### Document segment:

========

The Hansens

The Hansens

Saturday, January 29, 2011

Grieving and Believing

I know I'm no expert on grief and loss, but I have had my share of loss in my life. In times of grief and loss, I am left devastated, hopeless, and angry with God. Why do terrible things have to happen to good people? Why would God put someone through something so horrible? It's something I'm not sure I'll ever understand. Several events have happened recently to remind me how powerful devastating loss can be, and how uplifting prayers and faith can be.

Last Friday, a brave young man lost his battle with cancer. Mark Strong from Oakland graduated with my brother Zach (meaning he was only 27), and he had been battling cancer for several years. I didn't know Mark well, but his struggle and his loss has touched me. He was a kind and brave person who didn't deserve to die, and didn't deserve to suffer in pain for so many years.

That same night, Lisa Robinson died suddenly and unexpectedly of an apparent heart attack. Lisa Robinson is the mother of Kansas basketball player Thomas Robinson. Thomas, 19 years old and a college sophomore, has endured more loss in the last month than anyone I've known. His maternal grandmother died in late December, his maternal grandfather died two weeks ago, and he lost his mother (who was only 43) unexpectedly a week ago. T-Rob heard the news of his mother's death by phone call from his 7 year old sister in Washington DC. These two young people lost the three people who have raised them in less than a month.

Both of these tragedies have touched me, evoked many tears, and weighed on my mind for the last week (and not just because I'm an emotional, pregnant basketcase). The amount of grief and loss that Mark's friends and family, as well as Thomas and Jayla Robinson, are feeling must be unreal. How could God allow someone so young and good to suffer from such a horrible disease, and be taken from the world far too soon? How could God allow Thomas and his sister to lose the three most important people in their lives, at such a young age and in such a short time? How can they possibly get through such devastation, hopelessness, and loss? Faith. Family. Friends. Mark had so many people who loved him, and I hope all his friends and family can lean on each other and their faith in God to get through this difficult time. Thomas is a part of wonderful and supportive extended family at KU, and the outpouring of support from the community and university has been overwhelming.

At times like these, I don't understand. When I lost my three babies, I didn't understand. I may never understand, but maybe I'm not meant to understand. Faith is believing in God, believing in something we can't see, something bigger than ourselves. Faith and God's will have gotten me to this point in my life, and in June we will finally (God willing) welcome a healthy baby of our own. While I will never understand and never forget, I have found peace. I hope and pray that faith will carry Mark's family and friends and Thomas and Jayla Robinson through this difficult time. May God's grace and the power of prayer lift them up, and in time I hope they too will find peace.

========

### What needs to be done:
According to the blog post, how did Thomas Robinson hear the news of his mother's death? Rely only on the blog post for your answer.

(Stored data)
========

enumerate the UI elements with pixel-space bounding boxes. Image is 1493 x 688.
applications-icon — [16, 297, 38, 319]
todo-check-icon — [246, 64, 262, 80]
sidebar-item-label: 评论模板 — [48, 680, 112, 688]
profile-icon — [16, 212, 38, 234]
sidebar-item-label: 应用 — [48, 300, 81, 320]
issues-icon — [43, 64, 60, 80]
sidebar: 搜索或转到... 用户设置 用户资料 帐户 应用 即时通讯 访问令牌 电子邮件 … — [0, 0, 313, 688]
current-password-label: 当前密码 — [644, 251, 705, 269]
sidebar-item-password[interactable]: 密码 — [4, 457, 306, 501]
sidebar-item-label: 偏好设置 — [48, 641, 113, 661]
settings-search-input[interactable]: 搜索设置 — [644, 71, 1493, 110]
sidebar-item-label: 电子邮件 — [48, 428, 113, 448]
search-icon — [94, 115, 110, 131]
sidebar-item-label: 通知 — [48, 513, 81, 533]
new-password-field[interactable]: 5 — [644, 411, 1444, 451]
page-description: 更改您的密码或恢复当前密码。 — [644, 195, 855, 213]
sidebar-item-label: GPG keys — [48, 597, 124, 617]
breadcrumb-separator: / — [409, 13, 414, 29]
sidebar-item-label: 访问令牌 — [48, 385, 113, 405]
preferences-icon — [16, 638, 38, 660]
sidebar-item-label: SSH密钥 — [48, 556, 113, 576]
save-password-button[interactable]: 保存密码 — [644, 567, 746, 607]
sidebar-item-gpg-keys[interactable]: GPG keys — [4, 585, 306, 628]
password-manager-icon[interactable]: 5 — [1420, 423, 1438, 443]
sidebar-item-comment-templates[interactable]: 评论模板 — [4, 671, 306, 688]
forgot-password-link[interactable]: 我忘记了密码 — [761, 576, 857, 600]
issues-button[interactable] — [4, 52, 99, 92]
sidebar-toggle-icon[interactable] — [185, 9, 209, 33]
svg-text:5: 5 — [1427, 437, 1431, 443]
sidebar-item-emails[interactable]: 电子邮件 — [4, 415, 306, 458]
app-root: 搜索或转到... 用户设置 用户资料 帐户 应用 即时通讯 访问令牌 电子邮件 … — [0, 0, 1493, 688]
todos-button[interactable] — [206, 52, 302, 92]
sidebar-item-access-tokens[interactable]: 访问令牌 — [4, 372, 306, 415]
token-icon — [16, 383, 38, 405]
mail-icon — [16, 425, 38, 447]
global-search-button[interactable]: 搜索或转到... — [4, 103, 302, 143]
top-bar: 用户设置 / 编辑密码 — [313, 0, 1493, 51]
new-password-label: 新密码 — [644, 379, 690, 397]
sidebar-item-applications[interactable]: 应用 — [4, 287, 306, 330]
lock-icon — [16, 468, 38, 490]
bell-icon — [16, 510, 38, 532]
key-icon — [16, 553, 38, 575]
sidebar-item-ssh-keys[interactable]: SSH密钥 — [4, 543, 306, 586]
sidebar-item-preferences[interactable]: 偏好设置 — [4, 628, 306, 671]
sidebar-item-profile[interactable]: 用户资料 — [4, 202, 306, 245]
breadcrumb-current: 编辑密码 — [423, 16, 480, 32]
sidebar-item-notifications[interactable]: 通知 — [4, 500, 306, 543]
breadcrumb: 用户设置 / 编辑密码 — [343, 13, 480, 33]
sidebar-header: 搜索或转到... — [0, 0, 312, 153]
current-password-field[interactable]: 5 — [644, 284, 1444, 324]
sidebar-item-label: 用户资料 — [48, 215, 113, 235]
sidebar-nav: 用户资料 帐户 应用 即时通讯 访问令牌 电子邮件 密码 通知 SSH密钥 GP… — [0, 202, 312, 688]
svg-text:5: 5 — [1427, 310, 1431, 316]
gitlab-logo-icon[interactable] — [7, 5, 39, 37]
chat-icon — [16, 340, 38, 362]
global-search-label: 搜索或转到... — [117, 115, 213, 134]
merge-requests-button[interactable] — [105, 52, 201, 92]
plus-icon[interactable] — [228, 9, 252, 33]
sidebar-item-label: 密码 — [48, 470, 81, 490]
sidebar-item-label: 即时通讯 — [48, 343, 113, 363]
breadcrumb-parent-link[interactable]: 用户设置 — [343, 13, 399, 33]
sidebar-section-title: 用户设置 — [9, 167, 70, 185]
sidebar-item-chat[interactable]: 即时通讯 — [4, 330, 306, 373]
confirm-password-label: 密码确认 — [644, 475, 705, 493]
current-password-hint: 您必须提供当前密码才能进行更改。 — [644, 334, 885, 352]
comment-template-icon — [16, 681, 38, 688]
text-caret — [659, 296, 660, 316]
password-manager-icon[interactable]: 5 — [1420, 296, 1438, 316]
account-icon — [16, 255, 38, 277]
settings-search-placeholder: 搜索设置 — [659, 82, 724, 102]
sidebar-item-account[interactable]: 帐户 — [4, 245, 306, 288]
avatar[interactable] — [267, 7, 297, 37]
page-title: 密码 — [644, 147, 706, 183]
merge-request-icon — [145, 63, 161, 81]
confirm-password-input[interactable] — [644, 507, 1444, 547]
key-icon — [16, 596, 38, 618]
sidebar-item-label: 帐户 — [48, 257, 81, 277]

========

### Result of this task:
He heard it by phone call from his 7-year-old sister in Washington DC.